• Short exercise
Copy the listing below word for word, from its first line up to and including the line that contains "q4-text: 4) ∀X, Y".

• Given data
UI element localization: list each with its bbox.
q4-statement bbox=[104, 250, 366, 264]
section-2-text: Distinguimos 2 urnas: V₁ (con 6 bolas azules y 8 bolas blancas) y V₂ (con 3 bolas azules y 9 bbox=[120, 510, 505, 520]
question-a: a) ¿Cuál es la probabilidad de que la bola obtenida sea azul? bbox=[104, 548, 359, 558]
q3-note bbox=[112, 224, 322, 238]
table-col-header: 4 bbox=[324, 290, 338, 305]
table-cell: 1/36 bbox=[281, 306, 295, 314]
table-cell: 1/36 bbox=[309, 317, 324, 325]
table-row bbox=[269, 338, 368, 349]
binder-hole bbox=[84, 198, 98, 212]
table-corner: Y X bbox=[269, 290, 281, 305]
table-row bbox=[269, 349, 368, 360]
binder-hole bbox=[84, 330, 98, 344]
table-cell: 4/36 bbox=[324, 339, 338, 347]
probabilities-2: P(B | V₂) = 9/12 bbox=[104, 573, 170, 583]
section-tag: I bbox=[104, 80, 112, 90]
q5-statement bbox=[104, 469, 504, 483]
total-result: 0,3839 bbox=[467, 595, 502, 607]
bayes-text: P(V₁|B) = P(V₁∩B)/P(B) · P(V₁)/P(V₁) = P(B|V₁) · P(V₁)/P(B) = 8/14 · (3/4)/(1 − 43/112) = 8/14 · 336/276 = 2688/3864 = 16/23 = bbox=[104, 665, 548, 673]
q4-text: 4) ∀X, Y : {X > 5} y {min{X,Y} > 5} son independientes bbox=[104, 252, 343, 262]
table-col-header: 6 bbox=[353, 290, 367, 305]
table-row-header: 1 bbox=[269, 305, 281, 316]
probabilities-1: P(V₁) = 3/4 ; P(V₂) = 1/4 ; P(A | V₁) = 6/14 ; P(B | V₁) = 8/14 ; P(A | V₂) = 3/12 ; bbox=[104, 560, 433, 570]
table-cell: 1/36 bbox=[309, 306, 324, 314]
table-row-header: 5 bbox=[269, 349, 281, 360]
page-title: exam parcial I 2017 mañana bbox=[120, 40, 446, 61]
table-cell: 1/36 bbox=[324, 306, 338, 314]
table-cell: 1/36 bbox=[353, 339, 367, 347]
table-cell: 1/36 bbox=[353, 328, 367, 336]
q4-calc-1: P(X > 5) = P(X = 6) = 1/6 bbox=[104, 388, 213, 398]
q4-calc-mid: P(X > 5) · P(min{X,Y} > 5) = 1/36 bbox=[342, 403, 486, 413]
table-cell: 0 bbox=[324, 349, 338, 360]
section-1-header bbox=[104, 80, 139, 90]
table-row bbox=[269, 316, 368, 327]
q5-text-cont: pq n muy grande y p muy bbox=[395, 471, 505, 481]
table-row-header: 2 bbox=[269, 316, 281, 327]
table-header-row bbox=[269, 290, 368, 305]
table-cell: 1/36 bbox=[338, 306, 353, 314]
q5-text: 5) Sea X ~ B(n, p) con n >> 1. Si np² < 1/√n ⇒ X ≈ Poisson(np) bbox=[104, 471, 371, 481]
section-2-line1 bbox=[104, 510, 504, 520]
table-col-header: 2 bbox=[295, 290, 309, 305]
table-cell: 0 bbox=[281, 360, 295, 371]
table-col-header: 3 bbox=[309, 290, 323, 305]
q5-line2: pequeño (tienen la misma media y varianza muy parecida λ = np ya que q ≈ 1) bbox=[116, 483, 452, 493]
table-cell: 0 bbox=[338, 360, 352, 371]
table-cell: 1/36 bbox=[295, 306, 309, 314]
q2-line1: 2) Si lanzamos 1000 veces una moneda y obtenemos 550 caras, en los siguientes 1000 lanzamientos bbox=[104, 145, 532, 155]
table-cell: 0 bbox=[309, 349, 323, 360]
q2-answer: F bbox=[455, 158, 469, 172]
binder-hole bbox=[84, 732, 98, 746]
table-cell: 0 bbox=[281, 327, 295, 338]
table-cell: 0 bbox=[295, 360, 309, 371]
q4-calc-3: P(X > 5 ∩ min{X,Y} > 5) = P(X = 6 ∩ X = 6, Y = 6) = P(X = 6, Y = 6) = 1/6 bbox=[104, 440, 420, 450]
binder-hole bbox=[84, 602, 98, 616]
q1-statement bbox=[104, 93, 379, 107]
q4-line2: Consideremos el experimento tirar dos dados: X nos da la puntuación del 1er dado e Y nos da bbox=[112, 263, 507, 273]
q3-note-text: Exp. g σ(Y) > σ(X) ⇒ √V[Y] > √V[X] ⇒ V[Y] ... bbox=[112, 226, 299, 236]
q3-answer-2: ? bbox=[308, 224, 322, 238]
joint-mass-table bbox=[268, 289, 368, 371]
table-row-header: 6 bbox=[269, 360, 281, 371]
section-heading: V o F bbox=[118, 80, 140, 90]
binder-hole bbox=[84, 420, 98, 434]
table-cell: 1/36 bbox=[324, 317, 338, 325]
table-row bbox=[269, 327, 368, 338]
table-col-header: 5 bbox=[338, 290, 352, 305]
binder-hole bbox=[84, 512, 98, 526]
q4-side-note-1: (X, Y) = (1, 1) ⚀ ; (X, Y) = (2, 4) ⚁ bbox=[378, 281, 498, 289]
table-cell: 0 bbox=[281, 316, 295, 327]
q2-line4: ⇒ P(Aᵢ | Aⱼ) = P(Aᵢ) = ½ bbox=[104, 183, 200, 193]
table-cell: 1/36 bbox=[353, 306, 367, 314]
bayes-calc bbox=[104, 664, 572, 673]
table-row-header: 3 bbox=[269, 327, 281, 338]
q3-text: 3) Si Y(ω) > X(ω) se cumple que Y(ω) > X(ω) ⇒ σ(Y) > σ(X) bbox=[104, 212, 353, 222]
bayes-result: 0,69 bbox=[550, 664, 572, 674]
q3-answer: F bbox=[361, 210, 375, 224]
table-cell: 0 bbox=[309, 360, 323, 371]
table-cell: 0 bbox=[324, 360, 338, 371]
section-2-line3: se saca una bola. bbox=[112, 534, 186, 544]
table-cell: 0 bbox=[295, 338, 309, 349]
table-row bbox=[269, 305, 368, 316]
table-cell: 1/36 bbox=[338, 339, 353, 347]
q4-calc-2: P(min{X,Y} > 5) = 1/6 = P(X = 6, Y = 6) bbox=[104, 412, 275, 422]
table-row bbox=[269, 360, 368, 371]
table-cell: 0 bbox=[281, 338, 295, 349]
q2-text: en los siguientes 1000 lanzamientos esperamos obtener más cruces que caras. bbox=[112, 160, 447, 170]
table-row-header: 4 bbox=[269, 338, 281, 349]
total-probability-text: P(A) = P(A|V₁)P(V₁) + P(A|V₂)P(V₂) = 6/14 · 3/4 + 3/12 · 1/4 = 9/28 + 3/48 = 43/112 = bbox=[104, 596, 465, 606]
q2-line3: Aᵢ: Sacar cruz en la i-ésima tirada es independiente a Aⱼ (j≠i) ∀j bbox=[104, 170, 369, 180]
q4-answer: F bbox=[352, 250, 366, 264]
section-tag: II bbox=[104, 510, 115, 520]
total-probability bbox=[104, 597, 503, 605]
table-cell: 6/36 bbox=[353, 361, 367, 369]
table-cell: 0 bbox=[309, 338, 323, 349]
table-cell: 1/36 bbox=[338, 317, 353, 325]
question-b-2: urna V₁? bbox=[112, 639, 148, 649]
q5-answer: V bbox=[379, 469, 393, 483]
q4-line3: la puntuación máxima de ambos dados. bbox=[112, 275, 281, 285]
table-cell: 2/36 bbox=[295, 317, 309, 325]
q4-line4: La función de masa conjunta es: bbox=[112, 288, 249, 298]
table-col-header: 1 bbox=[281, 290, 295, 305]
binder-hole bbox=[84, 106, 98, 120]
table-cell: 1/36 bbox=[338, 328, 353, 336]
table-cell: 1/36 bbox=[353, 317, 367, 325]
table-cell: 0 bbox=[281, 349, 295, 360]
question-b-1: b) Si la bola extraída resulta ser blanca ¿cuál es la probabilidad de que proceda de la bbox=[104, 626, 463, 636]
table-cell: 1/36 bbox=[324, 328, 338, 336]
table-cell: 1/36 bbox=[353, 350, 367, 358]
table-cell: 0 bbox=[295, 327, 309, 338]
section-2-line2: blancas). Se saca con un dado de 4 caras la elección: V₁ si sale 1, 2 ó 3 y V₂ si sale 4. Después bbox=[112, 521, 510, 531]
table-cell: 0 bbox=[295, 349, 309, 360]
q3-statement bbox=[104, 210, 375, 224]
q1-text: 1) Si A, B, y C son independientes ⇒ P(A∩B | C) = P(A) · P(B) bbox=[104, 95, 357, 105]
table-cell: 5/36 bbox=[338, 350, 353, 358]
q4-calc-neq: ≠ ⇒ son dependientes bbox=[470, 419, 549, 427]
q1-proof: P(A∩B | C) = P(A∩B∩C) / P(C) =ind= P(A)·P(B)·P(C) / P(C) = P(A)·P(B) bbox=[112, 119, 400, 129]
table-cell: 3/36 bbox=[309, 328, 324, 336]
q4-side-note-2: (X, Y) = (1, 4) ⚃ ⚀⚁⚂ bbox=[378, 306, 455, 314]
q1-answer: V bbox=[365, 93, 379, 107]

• Solution
UI element localization: list each with its bbox.
q4-statement bbox=[104, 250, 366, 264]
section-2-text: Distinguimos 2 urnas: V₁ (con 6 bolas azules y 8 bolas blancas) y V₂ (con 3 bolas azules y 9 bbox=[120, 510, 505, 520]
question-a: a) ¿Cuál es la probabilidad de que la bola obtenida sea azul? bbox=[104, 548, 359, 558]
q3-note bbox=[112, 224, 322, 238]
table-col-header: 4 bbox=[324, 290, 338, 305]
table-cell: 1/36 bbox=[281, 306, 295, 314]
table-cell: 1/36 bbox=[309, 317, 324, 325]
table-row bbox=[269, 338, 368, 349]
binder-hole bbox=[84, 198, 98, 212]
table-corner: Y X bbox=[269, 290, 281, 305]
table-row bbox=[269, 349, 368, 360]
binder-hole bbox=[84, 330, 98, 344]
table-cell: 4/36 bbox=[324, 339, 338, 347]
probabilities-2: P(B | V₂) = 9/12 bbox=[104, 573, 170, 583]
section-tag: I bbox=[104, 80, 112, 90]
q5-statement bbox=[104, 469, 504, 483]
total-result: 0,3839 bbox=[467, 595, 502, 607]
bayes-text: P(V₁|B) = P(V₁∩B)/P(B) · P(V₁)/P(V₁) = P(B|V₁) · P(V₁)/P(B) = 8/14 · (3/4)/(1 − 43/112) = 8/14 · 336/276 = 2688/3864 = 16/23 = bbox=[104, 665, 548, 673]
q4-text: 4) ∀X, Y : {X > 5} y {min{X,Y} > 5} son independientes bbox=[104, 252, 343, 262]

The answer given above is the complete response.